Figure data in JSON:
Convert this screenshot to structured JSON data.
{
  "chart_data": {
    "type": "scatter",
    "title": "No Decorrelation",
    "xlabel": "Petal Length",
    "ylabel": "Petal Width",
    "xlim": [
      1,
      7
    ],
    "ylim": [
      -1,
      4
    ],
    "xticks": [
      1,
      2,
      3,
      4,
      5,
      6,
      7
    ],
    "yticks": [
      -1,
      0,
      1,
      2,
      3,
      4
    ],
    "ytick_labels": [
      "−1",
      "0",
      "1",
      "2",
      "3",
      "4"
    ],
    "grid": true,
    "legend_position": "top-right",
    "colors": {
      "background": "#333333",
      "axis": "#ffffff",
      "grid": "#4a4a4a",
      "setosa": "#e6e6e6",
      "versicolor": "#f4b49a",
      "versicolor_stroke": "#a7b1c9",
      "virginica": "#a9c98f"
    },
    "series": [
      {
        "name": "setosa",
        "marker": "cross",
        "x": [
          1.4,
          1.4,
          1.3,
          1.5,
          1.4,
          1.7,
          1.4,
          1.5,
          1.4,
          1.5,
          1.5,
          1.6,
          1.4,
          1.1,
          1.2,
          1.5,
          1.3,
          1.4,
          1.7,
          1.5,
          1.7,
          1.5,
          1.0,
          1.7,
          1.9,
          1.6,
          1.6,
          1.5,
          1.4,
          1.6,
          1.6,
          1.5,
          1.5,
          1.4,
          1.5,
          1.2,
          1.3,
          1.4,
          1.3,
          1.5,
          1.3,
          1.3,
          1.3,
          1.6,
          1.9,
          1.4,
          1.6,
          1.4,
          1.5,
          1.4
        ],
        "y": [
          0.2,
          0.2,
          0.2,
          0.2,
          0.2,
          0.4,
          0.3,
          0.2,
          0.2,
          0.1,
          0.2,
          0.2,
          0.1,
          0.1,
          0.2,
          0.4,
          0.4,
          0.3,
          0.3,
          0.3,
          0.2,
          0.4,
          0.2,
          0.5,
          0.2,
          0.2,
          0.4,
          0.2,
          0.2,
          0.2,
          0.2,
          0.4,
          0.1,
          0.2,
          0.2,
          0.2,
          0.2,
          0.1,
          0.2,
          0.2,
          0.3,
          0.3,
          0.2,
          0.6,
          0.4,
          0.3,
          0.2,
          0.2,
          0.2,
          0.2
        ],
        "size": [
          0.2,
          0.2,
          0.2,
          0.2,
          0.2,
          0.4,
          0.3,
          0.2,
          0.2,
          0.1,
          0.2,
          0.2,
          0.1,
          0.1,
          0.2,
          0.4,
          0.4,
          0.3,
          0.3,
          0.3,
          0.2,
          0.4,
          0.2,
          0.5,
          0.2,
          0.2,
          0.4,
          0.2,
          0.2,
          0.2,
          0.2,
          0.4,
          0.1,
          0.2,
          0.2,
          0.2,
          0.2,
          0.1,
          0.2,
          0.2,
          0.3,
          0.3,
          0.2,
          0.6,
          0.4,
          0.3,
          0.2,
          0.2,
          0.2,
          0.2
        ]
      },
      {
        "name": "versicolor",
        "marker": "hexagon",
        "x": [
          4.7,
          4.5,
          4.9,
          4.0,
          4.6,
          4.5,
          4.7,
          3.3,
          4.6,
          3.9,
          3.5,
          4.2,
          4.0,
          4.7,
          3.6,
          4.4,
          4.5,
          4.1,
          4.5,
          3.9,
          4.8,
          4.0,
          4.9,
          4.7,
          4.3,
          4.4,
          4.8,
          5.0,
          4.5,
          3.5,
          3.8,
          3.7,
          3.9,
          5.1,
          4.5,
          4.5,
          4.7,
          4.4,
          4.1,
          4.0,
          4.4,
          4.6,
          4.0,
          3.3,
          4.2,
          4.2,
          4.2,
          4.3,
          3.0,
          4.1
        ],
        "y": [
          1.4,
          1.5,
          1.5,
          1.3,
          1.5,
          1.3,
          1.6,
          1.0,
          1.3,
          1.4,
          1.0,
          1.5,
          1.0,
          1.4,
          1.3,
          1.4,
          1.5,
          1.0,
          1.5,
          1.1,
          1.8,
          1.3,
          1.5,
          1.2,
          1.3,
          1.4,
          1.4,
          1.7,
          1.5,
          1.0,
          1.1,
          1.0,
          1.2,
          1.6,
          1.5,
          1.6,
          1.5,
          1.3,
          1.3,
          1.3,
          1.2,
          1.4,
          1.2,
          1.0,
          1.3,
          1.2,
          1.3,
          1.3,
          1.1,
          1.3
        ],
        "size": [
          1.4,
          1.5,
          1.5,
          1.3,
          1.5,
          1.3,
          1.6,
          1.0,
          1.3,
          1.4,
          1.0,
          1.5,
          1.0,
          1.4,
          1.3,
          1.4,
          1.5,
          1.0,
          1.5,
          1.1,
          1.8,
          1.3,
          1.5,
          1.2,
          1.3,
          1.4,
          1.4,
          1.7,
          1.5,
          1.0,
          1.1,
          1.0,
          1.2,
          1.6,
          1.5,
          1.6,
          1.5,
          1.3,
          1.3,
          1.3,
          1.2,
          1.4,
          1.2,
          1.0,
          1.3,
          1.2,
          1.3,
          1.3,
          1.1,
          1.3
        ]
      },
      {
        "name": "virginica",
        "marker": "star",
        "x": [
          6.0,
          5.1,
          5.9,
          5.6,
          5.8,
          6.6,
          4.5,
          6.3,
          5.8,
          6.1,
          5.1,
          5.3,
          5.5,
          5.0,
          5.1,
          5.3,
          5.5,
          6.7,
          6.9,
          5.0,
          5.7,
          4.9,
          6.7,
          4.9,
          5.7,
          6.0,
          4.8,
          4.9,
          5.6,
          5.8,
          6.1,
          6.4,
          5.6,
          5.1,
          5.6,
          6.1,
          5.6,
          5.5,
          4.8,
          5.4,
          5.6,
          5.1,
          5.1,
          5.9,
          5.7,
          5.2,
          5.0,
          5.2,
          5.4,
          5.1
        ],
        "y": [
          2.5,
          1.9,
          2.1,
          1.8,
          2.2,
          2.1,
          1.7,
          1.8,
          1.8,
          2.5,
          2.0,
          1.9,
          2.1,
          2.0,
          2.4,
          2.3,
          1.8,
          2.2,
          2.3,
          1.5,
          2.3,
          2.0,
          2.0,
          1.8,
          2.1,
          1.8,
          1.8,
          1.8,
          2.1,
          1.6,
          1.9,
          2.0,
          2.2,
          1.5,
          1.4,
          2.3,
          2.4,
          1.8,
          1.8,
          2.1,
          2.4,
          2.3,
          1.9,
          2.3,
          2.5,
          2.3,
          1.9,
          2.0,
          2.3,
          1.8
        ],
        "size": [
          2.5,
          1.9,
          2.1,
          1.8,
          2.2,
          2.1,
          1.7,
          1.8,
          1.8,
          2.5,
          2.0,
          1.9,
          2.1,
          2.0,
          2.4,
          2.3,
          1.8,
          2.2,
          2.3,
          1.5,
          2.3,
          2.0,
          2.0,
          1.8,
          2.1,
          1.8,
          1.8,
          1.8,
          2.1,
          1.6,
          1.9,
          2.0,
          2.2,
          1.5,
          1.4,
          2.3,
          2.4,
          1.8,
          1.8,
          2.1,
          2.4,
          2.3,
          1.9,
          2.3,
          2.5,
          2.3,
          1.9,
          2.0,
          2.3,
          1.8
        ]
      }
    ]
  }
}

Direction =>
Scan the data for the word "Petal" and copy every line where it shows up.

Solution to this task =>
    "xlabel": "Petal Length",
    "ylabel": "Petal Width",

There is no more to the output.